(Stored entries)
--------------------------------

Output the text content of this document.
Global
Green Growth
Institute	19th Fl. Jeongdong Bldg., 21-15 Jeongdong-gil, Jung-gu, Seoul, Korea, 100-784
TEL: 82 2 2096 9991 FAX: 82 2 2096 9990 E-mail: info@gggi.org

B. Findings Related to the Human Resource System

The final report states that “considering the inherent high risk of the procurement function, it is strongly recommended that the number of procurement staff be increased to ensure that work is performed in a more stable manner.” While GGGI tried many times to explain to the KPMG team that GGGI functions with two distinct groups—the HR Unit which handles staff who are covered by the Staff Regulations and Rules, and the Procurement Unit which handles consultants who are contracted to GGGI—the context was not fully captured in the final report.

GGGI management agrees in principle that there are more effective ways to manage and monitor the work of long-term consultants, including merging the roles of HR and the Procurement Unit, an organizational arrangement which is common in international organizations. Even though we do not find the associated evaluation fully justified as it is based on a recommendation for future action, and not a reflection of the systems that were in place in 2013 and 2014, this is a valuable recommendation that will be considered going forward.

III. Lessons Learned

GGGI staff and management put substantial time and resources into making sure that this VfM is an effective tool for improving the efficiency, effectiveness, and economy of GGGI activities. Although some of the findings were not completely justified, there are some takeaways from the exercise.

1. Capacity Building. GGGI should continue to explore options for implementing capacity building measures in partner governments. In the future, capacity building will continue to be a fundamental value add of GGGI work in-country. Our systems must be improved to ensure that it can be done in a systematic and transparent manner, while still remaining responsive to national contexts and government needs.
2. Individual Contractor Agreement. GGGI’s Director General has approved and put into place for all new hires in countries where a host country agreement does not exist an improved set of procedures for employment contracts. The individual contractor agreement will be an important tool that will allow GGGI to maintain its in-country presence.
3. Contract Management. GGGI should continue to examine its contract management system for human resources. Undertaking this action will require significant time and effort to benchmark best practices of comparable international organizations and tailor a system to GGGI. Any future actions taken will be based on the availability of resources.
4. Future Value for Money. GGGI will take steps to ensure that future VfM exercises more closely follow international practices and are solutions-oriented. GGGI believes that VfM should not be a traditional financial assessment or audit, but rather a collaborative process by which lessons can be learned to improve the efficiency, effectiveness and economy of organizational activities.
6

--------------------------------

WHAT YOU WILL DO :: Filter the entries and copy out every line with the word "staff".

OUTPUT FOR THIS EXERCISE ::
The final report states that “considering the inherent high risk of the procurement function, it is strongly recommended that the number of procurement staff be increased to ensure that work is performed in a more stable manner.” While GGGI tried many times to explain to the KPMG team that GGGI functions with two distinct groups—the HR Unit which handles staff who are covered by the Staff Regulations and Rules, and the Procurement Unit which handles consultants who are contracted to GGGI—the context was not fully captured in the final report.
GGGI staff and management put substantial time and resources into making sure that this VfM is an effective tool for improving the efficiency, effectiveness, and economy of GGGI activities. Although some of the findings were not completely justified, there are some takeaways from the exercise.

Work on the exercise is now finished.